INPUT MATERIAL:

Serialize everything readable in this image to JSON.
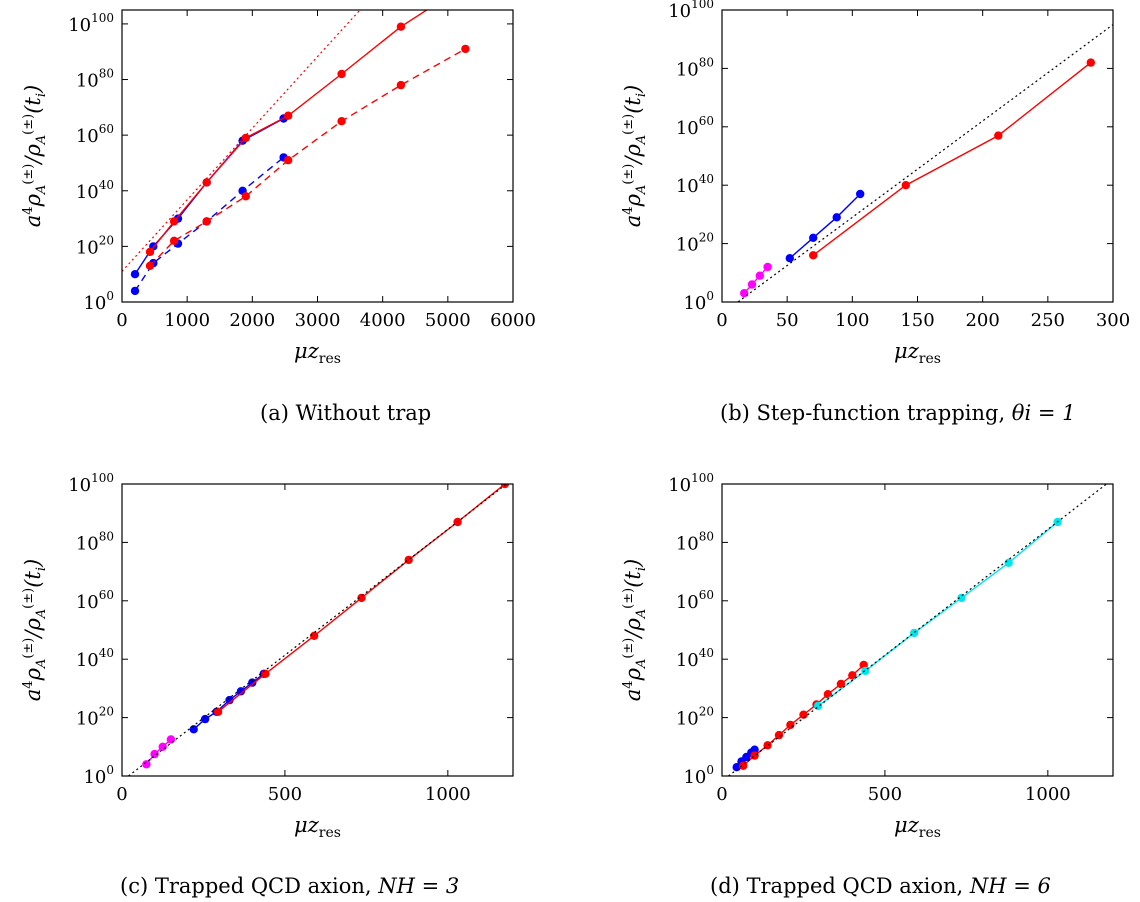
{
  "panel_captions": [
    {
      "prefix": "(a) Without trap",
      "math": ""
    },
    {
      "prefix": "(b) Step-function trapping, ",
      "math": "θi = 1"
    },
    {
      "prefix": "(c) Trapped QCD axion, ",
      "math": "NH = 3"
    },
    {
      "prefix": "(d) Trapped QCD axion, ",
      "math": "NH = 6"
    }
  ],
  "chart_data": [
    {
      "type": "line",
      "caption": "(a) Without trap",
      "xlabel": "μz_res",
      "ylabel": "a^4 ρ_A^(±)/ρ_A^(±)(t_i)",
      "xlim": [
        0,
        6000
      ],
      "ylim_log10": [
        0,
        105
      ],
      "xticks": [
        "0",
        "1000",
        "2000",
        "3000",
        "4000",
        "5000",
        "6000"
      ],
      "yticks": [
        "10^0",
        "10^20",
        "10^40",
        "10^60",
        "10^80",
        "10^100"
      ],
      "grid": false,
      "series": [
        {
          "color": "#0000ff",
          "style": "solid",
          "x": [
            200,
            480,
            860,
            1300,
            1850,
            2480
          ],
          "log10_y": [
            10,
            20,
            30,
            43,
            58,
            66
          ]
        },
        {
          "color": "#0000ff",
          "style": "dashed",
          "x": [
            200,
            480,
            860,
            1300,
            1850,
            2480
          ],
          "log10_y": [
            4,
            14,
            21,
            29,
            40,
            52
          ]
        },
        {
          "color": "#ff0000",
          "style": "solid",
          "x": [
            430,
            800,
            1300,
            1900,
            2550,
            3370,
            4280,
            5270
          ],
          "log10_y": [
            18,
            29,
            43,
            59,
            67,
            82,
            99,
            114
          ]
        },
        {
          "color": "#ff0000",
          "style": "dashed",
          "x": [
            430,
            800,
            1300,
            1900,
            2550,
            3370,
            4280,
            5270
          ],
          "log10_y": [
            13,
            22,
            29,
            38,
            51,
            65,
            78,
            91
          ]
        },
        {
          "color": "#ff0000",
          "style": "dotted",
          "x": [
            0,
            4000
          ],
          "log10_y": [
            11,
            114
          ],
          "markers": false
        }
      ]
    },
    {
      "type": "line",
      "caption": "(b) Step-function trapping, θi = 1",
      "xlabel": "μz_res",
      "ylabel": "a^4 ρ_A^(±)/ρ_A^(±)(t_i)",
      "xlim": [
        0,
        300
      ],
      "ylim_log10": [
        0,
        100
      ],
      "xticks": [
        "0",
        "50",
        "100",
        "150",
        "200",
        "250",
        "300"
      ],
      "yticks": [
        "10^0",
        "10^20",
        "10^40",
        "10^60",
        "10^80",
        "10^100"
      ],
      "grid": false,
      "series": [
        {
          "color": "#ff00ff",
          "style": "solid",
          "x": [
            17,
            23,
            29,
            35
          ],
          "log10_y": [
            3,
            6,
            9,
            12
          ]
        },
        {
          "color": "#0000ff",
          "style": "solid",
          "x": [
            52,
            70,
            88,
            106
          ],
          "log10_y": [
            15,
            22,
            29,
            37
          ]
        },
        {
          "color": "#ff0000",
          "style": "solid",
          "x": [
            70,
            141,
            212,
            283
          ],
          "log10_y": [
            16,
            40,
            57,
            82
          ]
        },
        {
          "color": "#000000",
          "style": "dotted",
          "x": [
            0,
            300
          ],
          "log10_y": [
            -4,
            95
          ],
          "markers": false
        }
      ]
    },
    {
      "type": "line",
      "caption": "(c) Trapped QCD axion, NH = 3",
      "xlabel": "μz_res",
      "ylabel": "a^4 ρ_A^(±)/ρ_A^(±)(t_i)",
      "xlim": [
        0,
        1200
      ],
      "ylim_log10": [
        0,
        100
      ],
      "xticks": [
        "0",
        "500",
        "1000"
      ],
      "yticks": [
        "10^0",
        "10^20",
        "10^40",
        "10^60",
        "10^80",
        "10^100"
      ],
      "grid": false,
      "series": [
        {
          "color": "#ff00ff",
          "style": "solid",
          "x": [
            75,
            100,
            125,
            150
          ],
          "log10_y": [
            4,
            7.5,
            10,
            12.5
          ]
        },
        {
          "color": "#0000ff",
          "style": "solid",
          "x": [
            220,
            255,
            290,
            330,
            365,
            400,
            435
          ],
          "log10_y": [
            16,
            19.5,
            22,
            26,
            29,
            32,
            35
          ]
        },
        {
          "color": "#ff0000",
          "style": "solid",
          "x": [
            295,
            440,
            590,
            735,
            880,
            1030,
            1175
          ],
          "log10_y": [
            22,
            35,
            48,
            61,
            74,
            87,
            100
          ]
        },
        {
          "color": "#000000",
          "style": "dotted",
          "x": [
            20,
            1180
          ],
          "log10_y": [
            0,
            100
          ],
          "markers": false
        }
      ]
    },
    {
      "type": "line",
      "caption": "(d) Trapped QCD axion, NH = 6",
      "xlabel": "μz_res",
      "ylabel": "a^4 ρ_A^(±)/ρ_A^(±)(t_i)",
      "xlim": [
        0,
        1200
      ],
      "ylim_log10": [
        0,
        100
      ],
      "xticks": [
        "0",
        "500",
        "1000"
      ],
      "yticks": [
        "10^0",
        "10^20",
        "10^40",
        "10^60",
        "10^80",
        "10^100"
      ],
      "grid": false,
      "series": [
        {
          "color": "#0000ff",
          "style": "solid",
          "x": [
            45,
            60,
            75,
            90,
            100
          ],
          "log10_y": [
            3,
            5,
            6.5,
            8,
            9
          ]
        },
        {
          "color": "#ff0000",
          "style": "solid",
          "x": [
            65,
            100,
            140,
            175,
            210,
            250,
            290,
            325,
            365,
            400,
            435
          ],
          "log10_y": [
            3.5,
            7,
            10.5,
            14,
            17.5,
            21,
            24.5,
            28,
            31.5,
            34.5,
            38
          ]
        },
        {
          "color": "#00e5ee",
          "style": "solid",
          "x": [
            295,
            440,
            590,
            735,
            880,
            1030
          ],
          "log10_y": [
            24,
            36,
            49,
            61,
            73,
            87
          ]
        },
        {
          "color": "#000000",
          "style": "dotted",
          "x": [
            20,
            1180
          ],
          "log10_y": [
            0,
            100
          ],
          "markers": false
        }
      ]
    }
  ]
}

CHALLENGE: Return all lines of the material above in which the word "Step" occurs.

SOLUTION FOR THIS EXERCISE:
      "prefix": "(b) Step-function trapping, ",
      "caption": "(b) Step-function trapping, θi = 1",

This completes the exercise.